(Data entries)
══════

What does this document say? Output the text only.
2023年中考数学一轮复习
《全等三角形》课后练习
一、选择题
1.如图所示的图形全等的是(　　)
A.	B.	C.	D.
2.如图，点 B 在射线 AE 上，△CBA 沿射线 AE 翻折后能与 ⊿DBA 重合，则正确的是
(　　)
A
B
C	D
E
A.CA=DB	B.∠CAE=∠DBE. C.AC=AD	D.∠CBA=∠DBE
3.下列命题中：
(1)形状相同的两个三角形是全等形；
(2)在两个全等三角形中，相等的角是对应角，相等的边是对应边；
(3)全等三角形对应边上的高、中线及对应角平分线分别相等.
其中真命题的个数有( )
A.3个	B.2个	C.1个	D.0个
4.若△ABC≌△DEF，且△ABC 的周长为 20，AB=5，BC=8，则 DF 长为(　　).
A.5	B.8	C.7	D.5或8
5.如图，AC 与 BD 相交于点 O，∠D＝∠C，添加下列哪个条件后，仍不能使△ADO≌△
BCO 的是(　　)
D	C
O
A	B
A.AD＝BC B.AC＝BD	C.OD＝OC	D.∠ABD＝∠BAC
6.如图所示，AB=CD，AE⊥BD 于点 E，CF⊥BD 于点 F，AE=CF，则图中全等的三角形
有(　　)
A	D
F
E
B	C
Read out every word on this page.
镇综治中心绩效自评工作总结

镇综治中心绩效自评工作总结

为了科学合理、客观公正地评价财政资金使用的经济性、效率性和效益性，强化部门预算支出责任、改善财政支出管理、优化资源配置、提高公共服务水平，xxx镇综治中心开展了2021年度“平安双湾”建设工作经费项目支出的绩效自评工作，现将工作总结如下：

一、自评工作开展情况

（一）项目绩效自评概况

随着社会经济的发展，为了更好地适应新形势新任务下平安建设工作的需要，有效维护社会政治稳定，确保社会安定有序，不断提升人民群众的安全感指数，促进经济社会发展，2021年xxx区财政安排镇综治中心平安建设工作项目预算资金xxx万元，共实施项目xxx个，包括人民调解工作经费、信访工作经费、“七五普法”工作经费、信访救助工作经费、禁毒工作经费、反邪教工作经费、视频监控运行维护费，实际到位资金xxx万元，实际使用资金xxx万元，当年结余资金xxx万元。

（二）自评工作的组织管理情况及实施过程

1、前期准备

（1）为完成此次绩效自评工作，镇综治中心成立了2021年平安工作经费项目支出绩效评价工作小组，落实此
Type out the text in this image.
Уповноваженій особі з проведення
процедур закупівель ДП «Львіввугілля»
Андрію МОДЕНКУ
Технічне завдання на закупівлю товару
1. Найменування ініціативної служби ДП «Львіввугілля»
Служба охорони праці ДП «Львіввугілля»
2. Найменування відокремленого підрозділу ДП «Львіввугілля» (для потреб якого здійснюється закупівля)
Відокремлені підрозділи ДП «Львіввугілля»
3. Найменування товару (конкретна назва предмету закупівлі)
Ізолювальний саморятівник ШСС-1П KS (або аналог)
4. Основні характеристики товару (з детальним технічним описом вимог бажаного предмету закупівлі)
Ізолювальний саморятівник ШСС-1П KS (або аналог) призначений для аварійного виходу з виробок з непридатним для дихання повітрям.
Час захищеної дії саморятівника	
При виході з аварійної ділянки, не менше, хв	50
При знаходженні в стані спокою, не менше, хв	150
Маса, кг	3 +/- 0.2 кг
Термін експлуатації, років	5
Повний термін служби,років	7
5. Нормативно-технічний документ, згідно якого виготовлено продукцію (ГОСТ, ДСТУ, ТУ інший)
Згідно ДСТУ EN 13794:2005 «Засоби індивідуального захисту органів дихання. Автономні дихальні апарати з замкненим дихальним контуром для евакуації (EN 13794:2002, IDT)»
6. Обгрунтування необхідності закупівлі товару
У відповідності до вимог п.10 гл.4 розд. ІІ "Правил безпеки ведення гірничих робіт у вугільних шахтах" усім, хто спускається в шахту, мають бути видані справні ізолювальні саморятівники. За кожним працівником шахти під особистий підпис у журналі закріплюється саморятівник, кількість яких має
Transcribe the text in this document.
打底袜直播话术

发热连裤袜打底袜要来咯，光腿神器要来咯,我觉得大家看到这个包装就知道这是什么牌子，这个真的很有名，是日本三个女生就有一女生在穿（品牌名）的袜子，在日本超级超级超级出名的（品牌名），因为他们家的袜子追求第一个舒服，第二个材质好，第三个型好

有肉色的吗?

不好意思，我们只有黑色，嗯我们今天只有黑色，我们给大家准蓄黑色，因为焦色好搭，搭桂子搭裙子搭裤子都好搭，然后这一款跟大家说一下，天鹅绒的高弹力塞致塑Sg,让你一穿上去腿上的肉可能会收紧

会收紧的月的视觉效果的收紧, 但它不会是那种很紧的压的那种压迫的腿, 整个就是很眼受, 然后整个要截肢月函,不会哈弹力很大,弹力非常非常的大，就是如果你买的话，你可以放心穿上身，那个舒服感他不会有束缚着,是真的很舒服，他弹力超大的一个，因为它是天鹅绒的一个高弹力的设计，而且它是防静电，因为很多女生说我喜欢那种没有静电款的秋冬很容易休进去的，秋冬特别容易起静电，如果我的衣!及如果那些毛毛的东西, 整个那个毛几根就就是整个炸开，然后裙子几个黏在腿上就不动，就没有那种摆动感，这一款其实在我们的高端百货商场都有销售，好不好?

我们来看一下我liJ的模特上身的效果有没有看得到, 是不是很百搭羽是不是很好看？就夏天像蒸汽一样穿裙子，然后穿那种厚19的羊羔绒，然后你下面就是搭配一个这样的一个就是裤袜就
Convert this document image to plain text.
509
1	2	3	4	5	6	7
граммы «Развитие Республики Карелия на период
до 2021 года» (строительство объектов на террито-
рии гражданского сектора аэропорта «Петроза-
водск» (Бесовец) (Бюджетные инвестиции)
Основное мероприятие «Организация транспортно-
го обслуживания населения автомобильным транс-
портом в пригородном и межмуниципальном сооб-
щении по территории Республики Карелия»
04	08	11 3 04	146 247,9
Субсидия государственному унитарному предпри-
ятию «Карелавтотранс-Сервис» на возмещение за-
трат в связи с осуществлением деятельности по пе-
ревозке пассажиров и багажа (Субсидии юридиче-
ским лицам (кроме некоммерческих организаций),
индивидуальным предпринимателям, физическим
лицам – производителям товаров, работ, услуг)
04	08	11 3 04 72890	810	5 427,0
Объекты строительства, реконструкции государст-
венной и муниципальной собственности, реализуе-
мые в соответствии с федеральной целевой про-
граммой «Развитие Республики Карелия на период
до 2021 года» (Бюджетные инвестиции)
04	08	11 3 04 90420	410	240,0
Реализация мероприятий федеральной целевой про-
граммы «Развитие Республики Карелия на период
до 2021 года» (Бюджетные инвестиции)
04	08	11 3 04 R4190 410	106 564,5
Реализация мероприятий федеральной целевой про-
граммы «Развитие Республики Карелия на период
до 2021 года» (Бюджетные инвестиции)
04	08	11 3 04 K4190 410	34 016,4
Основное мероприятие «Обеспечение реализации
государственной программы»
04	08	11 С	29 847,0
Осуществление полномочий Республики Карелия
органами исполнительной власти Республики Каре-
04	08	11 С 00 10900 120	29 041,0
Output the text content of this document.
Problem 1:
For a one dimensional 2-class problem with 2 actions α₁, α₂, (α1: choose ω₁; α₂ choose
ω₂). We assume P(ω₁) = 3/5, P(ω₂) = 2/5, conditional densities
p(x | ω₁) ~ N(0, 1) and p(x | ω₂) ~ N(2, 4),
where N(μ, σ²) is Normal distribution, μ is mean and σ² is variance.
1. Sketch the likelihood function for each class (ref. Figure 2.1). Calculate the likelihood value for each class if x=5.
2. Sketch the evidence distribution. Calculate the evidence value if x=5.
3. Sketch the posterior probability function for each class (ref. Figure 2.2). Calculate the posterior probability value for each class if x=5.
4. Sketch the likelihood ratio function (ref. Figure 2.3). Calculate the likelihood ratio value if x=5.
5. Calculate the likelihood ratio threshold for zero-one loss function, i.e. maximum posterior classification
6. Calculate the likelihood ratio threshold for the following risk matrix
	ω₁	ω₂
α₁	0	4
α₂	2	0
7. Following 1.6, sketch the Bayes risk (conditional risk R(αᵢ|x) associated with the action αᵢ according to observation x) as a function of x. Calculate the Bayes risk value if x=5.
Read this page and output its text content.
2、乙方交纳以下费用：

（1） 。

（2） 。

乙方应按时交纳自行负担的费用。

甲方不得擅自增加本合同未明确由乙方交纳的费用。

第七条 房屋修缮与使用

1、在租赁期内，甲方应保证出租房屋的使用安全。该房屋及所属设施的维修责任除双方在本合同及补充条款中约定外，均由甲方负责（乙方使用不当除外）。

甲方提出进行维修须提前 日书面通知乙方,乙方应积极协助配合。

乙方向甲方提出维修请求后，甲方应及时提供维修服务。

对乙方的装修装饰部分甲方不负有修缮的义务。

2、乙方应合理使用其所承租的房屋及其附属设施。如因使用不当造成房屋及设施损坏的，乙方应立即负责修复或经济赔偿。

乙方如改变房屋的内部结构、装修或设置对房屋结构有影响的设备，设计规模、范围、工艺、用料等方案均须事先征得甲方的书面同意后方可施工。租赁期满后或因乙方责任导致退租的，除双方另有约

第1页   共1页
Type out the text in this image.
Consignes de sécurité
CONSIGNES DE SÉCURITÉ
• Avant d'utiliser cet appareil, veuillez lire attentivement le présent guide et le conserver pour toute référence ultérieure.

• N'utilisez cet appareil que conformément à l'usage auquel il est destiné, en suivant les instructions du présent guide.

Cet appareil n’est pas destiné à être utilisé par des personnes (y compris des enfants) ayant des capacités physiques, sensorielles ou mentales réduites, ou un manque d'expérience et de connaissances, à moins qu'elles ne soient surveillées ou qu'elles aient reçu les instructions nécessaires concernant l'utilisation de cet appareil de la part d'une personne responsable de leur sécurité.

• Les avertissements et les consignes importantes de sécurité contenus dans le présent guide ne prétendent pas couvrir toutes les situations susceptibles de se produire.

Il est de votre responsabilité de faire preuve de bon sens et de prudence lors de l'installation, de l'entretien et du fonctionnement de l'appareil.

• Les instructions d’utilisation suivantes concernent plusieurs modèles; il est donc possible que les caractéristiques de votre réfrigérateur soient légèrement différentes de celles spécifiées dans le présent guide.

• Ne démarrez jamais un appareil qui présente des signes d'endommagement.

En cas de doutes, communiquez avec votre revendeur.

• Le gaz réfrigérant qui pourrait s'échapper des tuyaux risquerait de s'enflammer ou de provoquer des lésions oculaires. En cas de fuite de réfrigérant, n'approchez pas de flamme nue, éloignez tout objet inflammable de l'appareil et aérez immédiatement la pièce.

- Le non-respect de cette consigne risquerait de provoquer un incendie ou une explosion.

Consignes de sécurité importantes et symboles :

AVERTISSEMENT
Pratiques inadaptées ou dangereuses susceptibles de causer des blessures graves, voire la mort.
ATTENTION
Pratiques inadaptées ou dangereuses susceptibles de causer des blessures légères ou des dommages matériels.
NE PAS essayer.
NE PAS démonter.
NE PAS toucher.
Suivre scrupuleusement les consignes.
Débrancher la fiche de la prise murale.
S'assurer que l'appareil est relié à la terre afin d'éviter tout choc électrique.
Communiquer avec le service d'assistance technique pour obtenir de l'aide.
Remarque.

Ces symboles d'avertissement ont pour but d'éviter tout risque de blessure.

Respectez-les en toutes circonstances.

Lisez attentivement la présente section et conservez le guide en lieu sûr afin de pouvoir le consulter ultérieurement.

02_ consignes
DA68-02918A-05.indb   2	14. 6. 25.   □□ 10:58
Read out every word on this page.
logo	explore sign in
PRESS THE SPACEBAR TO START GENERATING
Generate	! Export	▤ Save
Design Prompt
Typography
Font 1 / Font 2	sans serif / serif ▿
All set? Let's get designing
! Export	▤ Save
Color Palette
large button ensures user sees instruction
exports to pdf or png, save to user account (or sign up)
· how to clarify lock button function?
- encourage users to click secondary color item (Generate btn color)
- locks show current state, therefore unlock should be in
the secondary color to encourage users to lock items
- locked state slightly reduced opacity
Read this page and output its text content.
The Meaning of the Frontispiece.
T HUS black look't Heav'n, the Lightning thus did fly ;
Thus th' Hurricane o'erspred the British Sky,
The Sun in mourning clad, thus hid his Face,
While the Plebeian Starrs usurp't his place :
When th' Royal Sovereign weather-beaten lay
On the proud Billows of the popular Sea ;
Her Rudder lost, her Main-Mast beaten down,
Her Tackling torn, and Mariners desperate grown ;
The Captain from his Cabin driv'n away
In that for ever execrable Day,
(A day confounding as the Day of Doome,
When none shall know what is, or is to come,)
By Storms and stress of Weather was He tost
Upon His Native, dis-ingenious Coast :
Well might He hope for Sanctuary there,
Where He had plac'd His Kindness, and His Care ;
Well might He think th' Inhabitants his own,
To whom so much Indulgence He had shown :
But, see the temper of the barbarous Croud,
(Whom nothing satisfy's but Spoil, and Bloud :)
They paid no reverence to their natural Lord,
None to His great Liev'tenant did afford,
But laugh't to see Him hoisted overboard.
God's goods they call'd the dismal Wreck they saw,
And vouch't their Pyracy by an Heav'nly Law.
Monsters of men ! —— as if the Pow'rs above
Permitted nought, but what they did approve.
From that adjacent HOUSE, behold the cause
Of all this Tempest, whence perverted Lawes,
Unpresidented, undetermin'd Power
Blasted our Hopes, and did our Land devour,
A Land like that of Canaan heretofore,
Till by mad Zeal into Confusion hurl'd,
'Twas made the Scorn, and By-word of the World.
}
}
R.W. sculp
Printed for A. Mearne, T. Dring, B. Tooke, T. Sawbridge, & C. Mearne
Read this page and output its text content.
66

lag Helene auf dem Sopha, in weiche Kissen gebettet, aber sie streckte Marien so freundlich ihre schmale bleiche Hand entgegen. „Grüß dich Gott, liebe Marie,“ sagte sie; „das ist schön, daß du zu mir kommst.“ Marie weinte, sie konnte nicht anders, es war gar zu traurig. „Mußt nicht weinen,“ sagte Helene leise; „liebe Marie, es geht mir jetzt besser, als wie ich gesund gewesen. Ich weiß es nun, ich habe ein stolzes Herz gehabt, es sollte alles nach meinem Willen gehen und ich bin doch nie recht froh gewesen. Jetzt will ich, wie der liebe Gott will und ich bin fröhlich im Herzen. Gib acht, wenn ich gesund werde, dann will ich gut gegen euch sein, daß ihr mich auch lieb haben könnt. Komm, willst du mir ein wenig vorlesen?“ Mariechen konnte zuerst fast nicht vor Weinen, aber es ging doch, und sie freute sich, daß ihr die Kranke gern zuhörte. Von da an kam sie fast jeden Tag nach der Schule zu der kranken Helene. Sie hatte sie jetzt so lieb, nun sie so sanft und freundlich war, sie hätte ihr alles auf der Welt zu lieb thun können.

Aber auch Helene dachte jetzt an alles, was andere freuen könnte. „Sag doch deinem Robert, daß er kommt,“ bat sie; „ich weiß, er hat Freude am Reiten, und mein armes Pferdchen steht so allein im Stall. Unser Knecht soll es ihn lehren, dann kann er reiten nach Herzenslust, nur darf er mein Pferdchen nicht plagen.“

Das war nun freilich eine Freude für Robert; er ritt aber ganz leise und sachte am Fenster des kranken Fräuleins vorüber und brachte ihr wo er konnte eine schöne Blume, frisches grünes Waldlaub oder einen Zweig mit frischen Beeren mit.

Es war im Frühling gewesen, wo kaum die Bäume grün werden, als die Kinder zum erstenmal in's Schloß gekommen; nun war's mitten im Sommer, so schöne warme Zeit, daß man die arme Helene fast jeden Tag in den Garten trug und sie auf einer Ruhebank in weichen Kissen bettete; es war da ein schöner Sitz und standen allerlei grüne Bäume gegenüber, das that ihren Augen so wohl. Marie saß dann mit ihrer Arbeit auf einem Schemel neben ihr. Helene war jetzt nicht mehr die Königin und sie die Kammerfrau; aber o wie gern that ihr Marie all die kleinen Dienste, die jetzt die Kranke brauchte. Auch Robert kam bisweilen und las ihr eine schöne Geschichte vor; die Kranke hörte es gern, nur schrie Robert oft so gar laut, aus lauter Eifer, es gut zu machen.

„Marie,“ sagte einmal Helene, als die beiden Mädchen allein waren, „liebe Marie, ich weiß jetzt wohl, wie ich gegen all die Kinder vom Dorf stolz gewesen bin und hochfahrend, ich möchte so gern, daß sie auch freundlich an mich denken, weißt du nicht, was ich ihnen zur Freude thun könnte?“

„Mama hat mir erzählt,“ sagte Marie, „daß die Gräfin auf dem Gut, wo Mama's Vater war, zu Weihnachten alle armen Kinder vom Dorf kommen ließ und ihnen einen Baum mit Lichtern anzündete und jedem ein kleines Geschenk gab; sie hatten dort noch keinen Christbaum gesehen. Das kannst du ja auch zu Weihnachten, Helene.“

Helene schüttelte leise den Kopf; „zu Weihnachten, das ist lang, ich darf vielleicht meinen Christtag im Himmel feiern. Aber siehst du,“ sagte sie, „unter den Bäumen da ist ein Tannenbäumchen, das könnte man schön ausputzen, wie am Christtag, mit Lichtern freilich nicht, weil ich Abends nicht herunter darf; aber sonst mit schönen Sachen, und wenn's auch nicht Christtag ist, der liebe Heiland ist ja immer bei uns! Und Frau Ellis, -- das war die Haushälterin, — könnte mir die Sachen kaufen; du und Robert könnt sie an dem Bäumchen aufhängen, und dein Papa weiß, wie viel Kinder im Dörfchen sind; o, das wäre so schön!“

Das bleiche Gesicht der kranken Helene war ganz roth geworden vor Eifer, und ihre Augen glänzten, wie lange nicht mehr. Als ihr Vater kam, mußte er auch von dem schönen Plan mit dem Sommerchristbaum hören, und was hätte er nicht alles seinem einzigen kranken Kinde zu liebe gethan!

══════

• Exercise aim: Find every line in the records that contains the word "provoquer"; copy those lines.

• Task response:
• Le gaz réfrigérant qui pourrait s'échapper des tuyaux risquerait de s'enflammer ou de provoquer des lésions oculaires. En cas de fuite de réfrigérant, n'approchez pas de flamme nue, éloignez tout objet inflammable de l'appareil et aérez immédiatement la pièce.
- Le non-respect de cette consigne risquerait de provoquer un incendie ou une explosion.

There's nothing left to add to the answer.